# Given request
Gather, from the data below, each line in which the word "this" occurs.

■ ■ ■

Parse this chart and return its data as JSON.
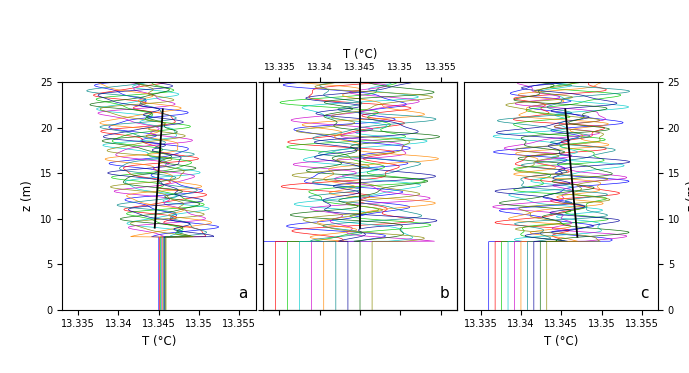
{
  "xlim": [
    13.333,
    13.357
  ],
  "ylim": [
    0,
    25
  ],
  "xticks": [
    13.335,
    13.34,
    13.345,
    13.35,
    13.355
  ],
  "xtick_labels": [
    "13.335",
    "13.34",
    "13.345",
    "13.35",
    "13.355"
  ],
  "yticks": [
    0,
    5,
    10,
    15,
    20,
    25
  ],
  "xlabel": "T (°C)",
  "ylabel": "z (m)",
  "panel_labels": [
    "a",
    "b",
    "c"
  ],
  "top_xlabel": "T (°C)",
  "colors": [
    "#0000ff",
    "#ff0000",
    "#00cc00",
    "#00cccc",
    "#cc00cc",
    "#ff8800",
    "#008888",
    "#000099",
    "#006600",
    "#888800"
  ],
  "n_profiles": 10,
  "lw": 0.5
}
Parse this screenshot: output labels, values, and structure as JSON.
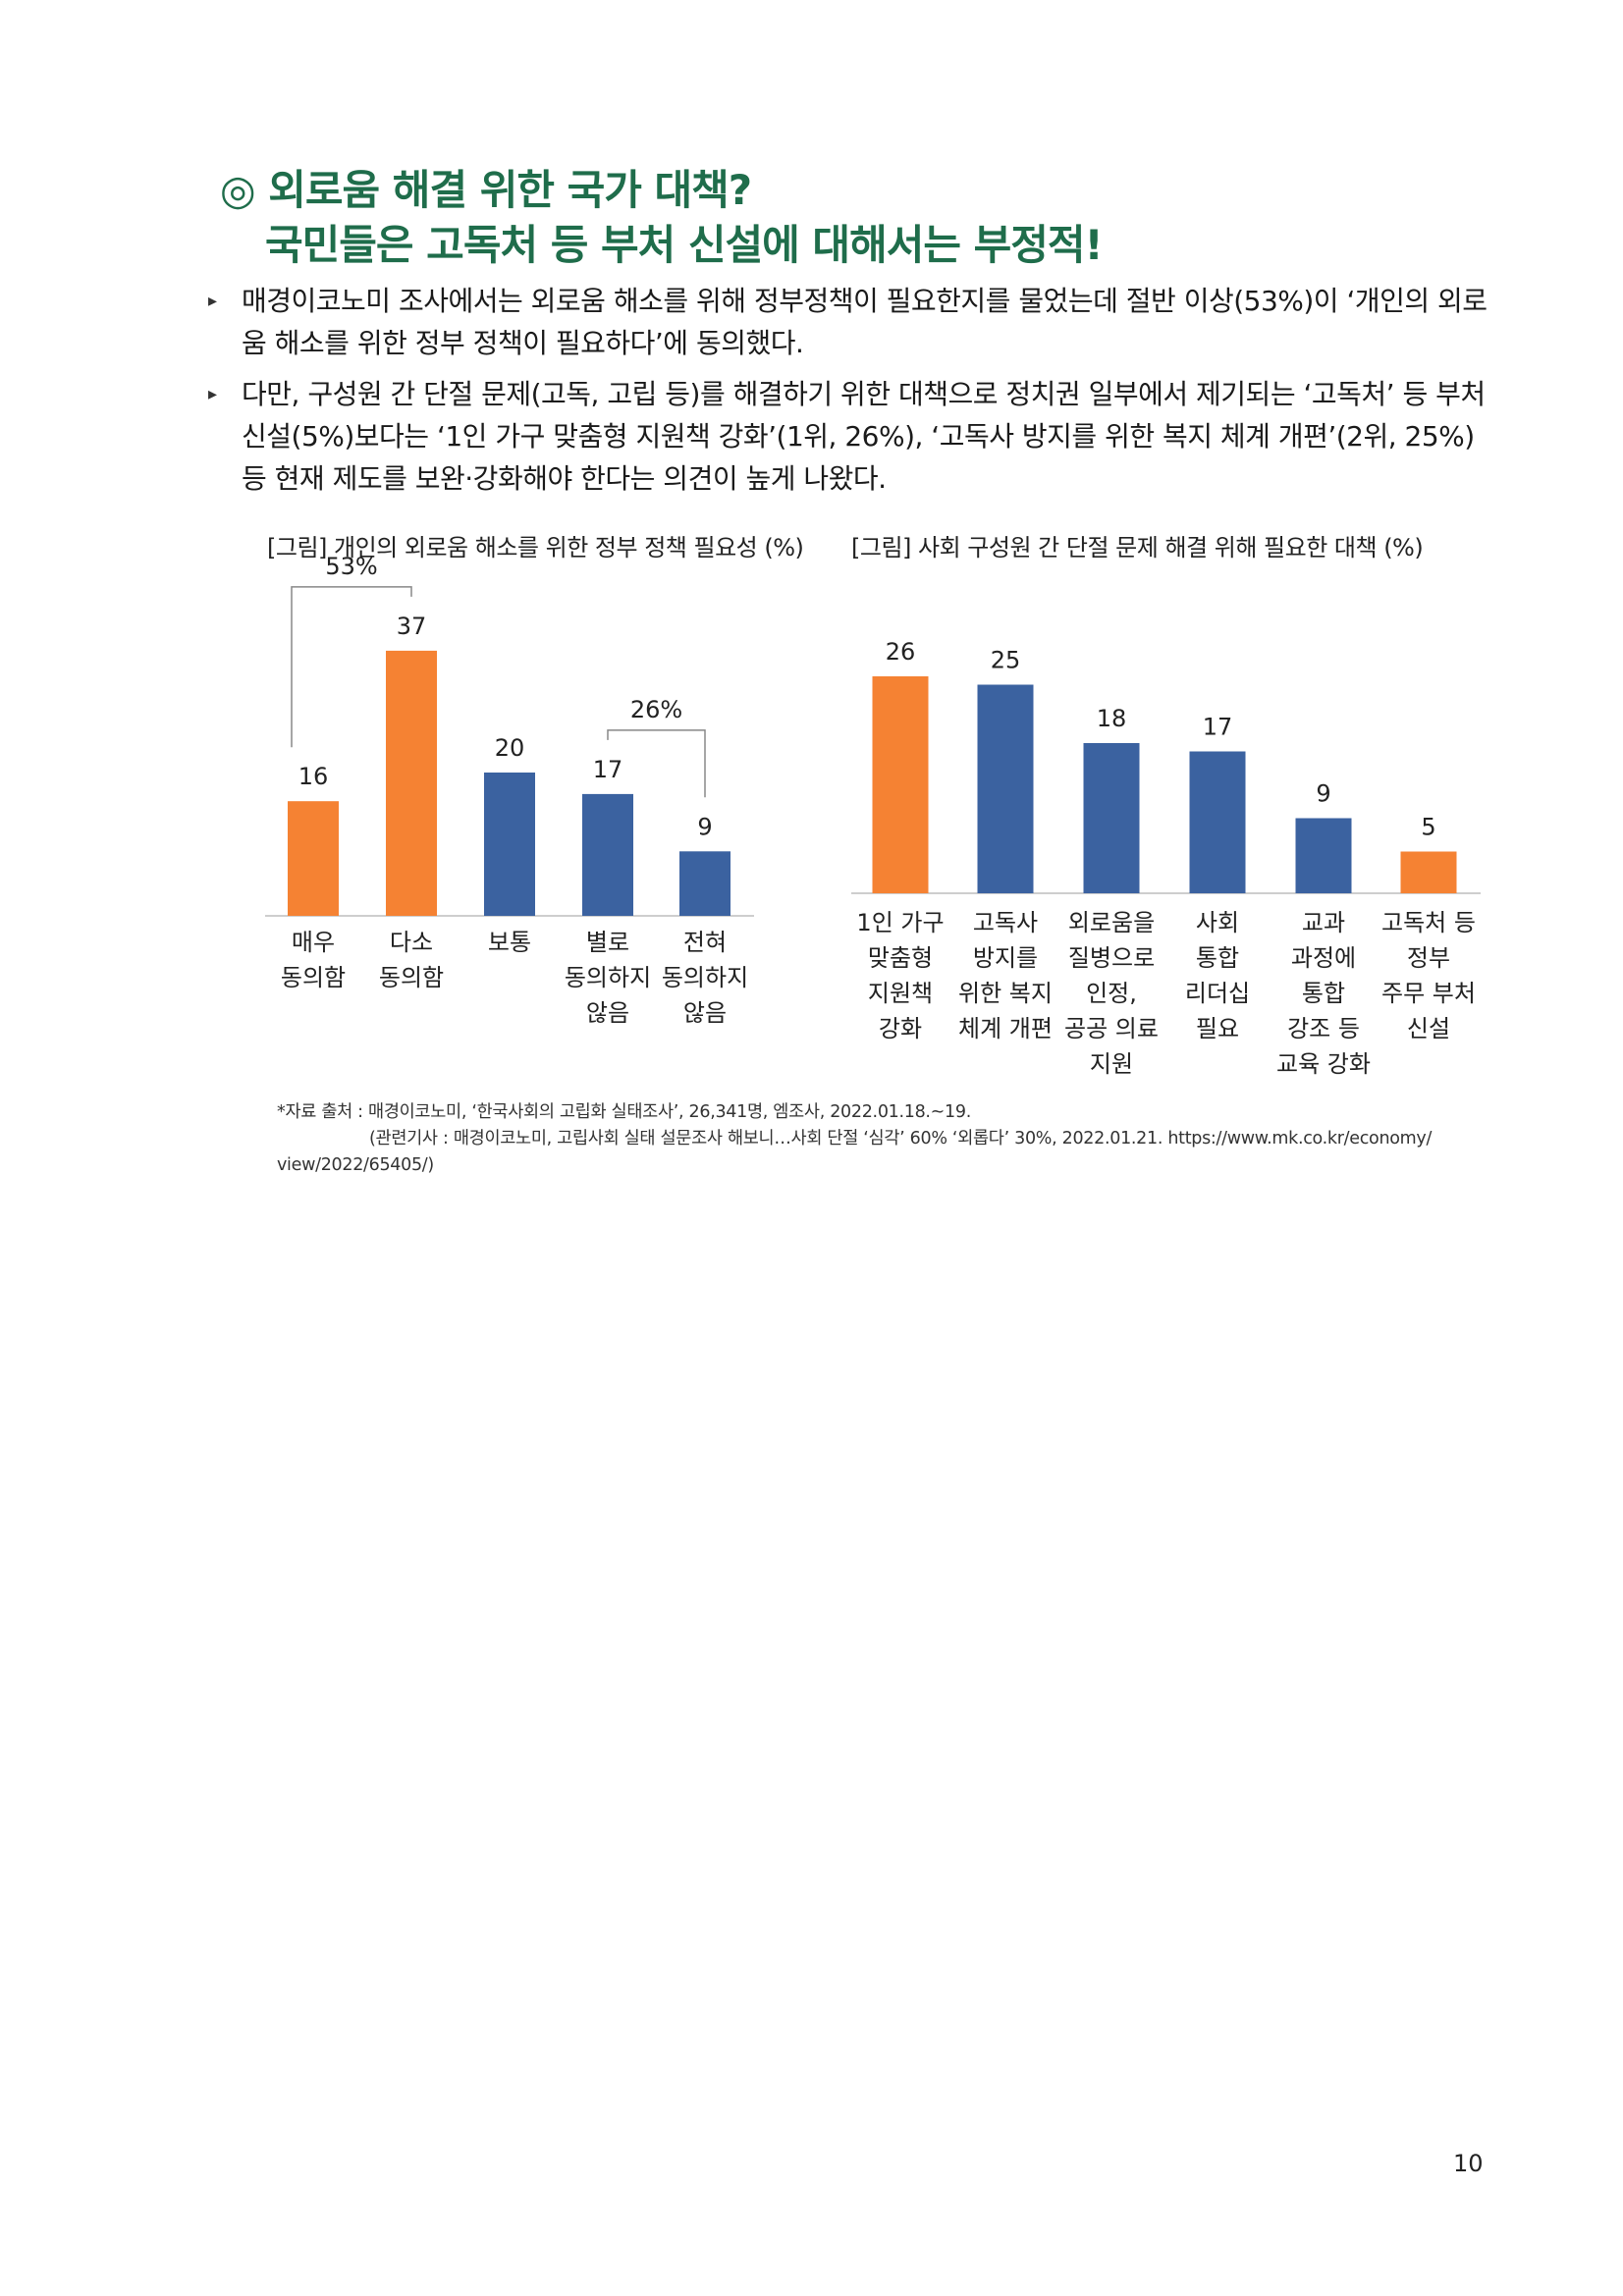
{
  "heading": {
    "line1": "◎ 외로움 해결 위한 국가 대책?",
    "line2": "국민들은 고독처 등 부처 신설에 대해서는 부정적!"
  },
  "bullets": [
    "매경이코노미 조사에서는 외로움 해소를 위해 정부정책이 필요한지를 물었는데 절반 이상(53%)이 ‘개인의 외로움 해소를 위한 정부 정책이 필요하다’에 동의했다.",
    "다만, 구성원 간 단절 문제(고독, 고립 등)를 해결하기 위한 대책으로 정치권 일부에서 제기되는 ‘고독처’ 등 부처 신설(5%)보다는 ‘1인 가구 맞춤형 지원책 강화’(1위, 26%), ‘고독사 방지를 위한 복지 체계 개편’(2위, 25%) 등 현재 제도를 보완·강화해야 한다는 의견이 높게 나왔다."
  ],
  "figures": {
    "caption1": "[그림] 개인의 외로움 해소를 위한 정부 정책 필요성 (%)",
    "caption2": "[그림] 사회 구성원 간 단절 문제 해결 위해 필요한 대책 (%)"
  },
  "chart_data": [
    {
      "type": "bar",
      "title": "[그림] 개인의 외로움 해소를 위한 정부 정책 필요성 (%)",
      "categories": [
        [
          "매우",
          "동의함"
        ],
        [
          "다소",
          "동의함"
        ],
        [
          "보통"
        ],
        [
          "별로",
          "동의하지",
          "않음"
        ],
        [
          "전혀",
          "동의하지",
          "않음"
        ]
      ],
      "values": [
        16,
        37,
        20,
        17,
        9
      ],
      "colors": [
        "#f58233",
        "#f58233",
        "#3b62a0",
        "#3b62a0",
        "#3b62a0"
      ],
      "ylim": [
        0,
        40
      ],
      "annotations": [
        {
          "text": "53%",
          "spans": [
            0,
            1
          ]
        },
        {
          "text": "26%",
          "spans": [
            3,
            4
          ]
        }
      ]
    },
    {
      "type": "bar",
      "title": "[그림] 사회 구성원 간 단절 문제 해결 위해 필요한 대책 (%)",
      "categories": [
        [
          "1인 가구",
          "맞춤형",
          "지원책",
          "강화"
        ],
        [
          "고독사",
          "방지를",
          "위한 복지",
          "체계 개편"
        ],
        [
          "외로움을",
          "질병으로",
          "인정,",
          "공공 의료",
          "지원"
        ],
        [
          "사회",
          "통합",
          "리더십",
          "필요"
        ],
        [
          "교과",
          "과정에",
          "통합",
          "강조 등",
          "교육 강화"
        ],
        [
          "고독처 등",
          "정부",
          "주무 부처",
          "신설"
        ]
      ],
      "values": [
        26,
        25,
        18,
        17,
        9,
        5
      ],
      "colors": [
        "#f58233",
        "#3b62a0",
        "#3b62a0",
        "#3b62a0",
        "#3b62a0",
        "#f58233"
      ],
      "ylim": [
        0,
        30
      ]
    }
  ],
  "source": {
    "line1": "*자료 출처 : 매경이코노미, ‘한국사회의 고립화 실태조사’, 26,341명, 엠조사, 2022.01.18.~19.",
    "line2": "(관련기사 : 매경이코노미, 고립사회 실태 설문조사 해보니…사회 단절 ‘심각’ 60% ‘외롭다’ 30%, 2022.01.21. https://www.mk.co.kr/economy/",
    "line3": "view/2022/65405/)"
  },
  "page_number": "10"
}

■ ■ ■

# The completed task
Parse this chart and return its data as JSON.
Parse this screenshot: output labels, values, and structure as JSON.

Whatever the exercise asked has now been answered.